Exercise -> Search the data for the string "successful" and gather each line it is in.

Entries provided below:

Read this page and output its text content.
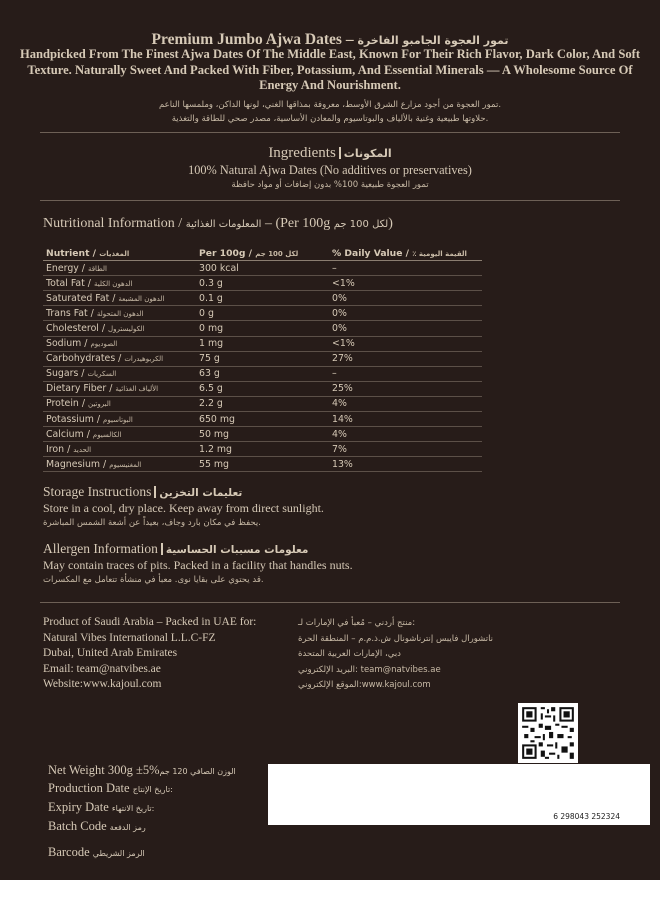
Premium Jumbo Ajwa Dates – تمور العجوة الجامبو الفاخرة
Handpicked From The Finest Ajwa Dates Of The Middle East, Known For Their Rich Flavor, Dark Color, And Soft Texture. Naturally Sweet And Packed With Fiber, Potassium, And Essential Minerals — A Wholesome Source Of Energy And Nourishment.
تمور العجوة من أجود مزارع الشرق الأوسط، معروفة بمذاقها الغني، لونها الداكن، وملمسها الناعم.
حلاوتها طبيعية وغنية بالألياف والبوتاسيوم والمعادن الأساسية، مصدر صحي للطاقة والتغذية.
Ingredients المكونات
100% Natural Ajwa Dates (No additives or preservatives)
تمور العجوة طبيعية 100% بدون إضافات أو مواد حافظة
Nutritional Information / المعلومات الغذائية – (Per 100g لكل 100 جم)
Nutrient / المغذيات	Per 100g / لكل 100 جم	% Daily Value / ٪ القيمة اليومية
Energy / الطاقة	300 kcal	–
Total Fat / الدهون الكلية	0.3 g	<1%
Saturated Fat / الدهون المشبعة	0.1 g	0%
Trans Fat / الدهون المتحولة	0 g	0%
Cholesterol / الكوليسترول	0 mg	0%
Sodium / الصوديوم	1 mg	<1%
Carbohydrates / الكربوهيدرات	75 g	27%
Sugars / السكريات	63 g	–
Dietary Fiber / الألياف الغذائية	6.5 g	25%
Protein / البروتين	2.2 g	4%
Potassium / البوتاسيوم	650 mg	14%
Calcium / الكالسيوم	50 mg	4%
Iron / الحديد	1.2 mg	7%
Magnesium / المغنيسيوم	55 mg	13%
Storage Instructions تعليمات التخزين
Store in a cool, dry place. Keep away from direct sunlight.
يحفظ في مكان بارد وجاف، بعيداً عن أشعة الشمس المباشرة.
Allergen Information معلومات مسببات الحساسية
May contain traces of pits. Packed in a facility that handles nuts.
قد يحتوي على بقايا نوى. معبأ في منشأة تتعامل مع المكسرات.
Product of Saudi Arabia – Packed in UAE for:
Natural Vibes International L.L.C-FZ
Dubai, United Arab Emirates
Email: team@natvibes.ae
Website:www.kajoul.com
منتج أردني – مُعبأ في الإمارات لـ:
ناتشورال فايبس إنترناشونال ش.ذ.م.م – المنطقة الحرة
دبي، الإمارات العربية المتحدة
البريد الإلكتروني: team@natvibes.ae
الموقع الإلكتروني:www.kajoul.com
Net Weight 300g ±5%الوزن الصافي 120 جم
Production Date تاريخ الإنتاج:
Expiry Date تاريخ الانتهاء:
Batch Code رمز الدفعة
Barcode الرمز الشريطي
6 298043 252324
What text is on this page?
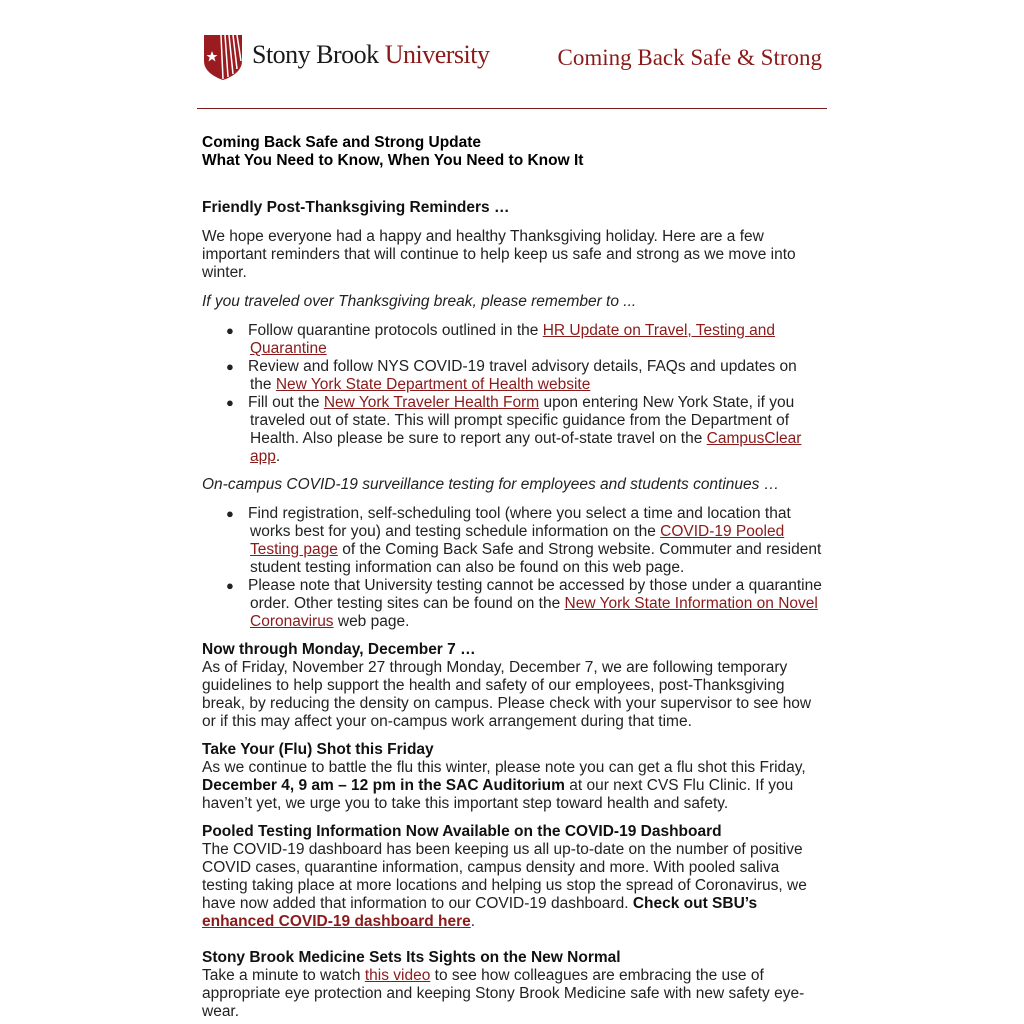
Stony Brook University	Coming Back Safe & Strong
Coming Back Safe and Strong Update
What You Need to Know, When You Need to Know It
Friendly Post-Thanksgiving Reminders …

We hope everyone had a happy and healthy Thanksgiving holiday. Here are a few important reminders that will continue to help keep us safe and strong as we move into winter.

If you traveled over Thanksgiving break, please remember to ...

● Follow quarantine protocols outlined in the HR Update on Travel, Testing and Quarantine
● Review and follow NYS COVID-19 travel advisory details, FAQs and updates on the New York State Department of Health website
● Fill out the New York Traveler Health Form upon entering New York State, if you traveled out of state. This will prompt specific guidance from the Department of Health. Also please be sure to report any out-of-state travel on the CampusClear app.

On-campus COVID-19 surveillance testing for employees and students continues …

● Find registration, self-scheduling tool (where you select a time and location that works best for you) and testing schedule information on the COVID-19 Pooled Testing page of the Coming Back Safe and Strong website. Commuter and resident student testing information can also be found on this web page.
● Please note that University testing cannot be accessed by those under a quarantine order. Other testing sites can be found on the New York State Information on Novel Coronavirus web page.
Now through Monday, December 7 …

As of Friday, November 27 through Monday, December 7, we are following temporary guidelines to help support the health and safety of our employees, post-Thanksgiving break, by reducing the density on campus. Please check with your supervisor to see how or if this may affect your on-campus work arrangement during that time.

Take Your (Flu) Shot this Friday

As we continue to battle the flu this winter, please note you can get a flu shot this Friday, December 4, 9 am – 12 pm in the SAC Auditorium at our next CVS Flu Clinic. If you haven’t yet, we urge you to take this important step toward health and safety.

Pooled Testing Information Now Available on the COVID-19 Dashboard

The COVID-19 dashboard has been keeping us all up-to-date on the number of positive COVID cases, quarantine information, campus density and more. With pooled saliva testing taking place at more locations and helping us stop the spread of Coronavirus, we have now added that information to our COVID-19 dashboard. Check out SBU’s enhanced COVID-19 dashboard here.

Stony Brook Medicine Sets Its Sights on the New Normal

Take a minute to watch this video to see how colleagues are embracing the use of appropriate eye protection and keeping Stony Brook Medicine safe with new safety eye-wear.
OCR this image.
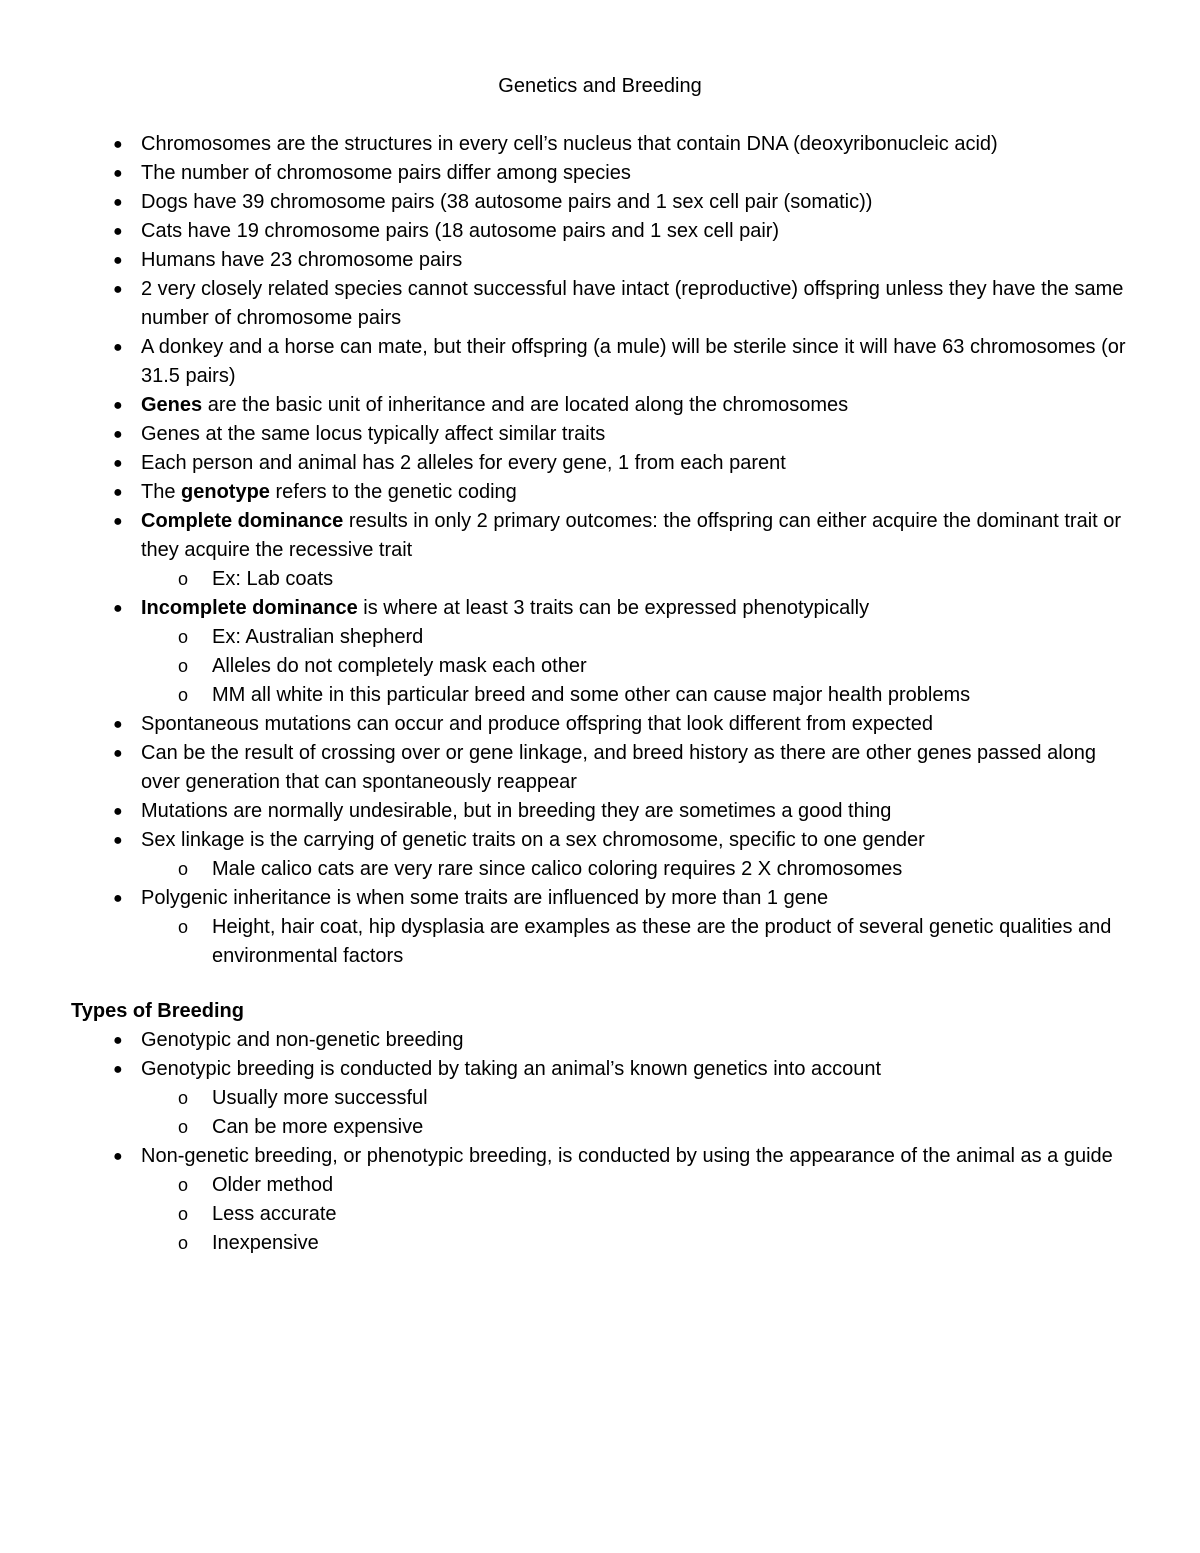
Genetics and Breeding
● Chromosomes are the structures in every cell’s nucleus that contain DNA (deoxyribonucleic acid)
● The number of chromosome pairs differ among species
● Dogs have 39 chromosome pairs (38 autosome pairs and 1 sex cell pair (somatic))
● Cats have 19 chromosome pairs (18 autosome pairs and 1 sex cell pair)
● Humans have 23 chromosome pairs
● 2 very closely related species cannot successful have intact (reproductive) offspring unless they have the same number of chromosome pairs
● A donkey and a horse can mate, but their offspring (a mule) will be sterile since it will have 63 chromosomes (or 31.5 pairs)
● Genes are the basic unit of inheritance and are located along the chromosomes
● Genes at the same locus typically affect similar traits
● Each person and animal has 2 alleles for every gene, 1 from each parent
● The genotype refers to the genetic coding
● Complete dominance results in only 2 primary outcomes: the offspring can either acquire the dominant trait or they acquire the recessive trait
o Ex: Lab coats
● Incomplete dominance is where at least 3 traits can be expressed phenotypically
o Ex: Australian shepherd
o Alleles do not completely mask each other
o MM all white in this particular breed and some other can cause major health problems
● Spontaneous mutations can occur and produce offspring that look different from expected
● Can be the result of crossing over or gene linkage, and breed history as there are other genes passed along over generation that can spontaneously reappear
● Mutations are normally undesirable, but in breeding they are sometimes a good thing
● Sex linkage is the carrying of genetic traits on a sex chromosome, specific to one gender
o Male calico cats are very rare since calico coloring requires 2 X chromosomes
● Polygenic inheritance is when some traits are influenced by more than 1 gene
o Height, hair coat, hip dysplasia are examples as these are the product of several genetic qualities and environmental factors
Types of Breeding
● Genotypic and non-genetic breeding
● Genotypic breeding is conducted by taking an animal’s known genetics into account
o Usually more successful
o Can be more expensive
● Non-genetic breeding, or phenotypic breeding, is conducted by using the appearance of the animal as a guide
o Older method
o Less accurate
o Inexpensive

End of Entries provided.

Task solution ->
● 2 very closely related species cannot successful have intact (reproductive) offspring unless they have the same number of chromosome pairs
o Usually more successful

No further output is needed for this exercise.